**Goal**
Among the lines listed below, count those that include the string "variables", and state only the count.

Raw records
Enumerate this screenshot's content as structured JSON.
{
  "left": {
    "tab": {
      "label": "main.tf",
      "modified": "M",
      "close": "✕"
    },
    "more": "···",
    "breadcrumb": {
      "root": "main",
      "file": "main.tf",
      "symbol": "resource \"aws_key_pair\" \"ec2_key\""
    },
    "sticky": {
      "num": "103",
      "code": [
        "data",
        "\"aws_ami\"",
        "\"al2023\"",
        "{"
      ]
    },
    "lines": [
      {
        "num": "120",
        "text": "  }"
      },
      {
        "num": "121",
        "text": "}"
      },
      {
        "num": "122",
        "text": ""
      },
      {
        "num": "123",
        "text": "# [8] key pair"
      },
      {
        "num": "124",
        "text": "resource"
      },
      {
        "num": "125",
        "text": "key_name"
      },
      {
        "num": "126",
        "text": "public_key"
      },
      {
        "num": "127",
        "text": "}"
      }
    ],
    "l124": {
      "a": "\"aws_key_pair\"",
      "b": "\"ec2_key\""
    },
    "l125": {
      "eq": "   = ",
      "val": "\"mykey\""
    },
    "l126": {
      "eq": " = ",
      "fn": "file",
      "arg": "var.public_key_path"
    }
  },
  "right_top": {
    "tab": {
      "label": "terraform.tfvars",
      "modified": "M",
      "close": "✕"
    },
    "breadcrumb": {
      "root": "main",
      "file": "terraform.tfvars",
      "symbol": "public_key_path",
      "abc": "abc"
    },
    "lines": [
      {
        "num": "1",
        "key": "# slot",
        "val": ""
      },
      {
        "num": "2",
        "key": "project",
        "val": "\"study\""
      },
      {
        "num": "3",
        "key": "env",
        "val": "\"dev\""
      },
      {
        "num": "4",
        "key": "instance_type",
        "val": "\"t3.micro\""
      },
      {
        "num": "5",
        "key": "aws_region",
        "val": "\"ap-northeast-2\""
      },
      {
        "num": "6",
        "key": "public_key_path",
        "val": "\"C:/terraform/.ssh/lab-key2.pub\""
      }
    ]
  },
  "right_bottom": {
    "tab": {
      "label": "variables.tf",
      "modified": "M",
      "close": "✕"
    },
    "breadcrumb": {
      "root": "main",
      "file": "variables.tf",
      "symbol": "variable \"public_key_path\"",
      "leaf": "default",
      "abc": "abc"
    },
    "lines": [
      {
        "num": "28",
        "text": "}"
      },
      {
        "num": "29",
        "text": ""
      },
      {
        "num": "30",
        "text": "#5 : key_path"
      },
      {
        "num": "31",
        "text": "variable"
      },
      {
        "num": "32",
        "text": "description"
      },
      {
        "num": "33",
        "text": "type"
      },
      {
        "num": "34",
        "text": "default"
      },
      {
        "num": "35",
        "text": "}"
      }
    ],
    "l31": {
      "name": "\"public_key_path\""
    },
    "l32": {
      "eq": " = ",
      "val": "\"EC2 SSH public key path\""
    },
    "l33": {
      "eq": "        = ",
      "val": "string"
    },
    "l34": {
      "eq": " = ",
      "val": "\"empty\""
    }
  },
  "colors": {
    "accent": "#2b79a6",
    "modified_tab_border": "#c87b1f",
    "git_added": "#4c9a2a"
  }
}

**Completed exercise**
2